Aim: Collect every line that includes the string "withdrew".

Records shown:
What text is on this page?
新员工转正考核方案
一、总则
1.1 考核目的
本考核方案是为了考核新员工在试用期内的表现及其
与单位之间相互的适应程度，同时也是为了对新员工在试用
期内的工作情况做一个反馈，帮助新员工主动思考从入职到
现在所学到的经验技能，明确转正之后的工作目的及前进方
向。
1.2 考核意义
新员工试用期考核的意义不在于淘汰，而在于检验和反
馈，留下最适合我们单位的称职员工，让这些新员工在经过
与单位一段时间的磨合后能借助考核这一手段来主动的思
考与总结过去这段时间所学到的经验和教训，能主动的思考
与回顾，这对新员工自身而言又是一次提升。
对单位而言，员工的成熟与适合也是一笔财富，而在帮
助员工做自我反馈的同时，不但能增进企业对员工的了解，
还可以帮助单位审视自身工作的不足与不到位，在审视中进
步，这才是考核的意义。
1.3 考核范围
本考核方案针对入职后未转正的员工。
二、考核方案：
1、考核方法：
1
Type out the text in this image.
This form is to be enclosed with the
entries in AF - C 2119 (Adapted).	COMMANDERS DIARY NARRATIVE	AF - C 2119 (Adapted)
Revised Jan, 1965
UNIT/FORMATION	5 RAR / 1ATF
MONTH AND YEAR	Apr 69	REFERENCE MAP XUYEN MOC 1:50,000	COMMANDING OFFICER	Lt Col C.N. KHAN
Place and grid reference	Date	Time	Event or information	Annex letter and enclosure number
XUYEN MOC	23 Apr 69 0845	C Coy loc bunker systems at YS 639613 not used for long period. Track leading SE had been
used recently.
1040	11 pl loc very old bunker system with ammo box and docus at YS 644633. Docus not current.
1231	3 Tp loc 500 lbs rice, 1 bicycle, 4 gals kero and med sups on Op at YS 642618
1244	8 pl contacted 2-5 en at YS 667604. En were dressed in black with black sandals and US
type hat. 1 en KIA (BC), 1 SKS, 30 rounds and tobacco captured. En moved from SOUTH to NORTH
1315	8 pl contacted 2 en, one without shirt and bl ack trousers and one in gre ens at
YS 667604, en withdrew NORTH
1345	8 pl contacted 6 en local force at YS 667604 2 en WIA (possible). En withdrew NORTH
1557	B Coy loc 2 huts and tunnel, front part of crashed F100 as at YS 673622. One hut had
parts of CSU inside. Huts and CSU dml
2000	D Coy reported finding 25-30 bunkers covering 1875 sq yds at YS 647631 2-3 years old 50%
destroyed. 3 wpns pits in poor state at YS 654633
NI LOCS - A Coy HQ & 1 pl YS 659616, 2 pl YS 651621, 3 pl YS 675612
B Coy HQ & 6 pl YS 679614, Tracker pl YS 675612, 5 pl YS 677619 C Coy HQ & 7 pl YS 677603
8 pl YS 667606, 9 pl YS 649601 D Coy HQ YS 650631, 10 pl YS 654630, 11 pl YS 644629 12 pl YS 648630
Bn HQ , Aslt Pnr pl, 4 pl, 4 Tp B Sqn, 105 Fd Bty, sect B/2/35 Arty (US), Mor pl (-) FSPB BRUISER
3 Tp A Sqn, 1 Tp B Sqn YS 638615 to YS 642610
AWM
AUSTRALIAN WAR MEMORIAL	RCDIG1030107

Finished task:
YS 667604, en withdrew NORTH
1345	8 pl contacted 6 en local force at YS 667604 2 en WIA (possible). En withdrew NORTH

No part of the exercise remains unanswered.